### What this exercise asks
**a)** From the genetic engineering comments, copy word for word the section starting with "Anyway, I hope" and going on through "mess it up!".
**b)** In the genetic engineering comments, what do varying levels of fluorescence indicate?

### Provided passage
* * * *

3 comments

  1. Feynman, I believe, liked to push the idea that you should be able to explain a scientific concept to children at a level they can understand. But in cases like this, that’s not even really the problem.

    The average Joe, and even average science geek, has too many other things crowding his or her mind to keep from oversimplifying other fields to the point of distortion – and that’s what happens here. The idea that you can take one gene from another plant without bringing in a bunch of other genes unrelated to your intent is lost on the layman. Even the educated layman could be muddled on this – for example, I’ve had one year of college biology and understand the bare basics of genetics.

    You come to me and say “we’re augmenting corn with a gene from wheat for salt tolerance.” In my head, I’m blindly guessing at the mechanism, and I’m envisioning what? Maybe some sort of transport protein that would sit on the membrane? Okay, so I’d need a gene to code for that protein. Ah, but isn’t it possible for a gene to code for *more* than one protein, through myriad mechanisms I couldn’t begin to remember without cracking my bio book? Couldn’t a wheat gluten protein somehow result?

    Even if all that were true, I have some faith that genetic engineers would know better. Most of the above is probably wrong, too.

    Anyway, I hope that illustrates my point. The problem boils down to the cold truth that the decision of what is wise in genetic engineering is best left to the genetic engineers, and the rest of the public just has to trust you. We do that in all sorts of other areas of life, not the least of which include politics, medicine, structural engineering, etc.

    The difference with your field, I think, is that there’s been too much negative science fiction. Oh, and the mouse with the human ear. That didn’t even have anything to do with genetic engineering, did it? But that’s the story that prevailed. You all have a long hard battle ahead of you to clean up your field’s image. Don’t mess it up!

  2. I know you are right – people just don’t have the background. We can only hold so much in our brains! However, I wish people wouldn’t leap to conclusions about things they don’t understand.

    The recent glowing cats and pigs are going to help. Nevermind that the researchers are making huge advance in science that will eventually become medicine, preventing suffering… nevermind that these techniques will help to save endangered animals… and nevermind that GFP (green fluorescent protein) is totally harmless… it still looks crazy.

    I’m actually working on a project that uses GFP as a marker. It’s nice because you can see what’s happening while your plant or animal is alive, and it doesn’t harm the organism. Even better, varying levels of fluorescence indicate varying levels of gene expression. If you are interested in taking a look, you could come by my lab sometime.

  3. See, glowing animals are just going to scare the crap out of the naive at best, and likely challenge the stance of the average defender of modern science. Humans tend to be rather emotional creatures, and the first natural reaction, I would think, would be “that ain’t right, we’ve gone too far.”

    Not me, of course. I think the current administration especially has gone way too far in holding back science for no good, rational reason. I try to keep a low profile about that stance though, personally – I think the better approach for the science community would be “it’s easier to ask forgiveness than permission.” How many cases have you ever heard of scientists being tossed in prison for illegal research? I think society turns a blind eye to it, so we can say one thing and do another, and therefore be forever blameless. That, and the U.S. doesn’t *really* want to end up falling behind the rest of the world.

    Your professors wouldn’t mind unwashed, undeclared undergraduates roaming your expensive labs? I’ll take you up on that if you’re serious.
* * * *
### Entries provided
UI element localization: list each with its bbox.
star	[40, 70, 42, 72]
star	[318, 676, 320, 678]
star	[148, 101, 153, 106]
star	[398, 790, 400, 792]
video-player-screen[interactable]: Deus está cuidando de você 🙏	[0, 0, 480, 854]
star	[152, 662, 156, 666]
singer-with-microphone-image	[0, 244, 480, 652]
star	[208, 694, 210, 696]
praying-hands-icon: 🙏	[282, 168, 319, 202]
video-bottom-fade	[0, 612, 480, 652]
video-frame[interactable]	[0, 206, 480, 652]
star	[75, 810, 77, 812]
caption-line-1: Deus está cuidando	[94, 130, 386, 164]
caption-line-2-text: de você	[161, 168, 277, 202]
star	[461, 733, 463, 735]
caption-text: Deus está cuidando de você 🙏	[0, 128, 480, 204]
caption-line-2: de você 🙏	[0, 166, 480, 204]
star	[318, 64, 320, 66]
* * * *
### Solved problems
**a)**
Anyway, I hope that illustrates my point. The problem boils down to the cold truth that the decision of what is wise in genetic engineering is best left to the genetic engineers, and the rest of the public just has to trust you. We do that in all sorts of other areas of life, not the least of which include politics, medicine, structural engineering, etc.

    The difference with your field, I think, is that there’s been too much negative science fiction. Oh, and the mouse with the human ear. That didn’t even have anything to do with genetic engineering, did it? But that’s the story that prevailed. You all have a long hard battle ahead of you to clean up your field’s image. Don’t mess it up!

**b)** Varying levels of gene expression.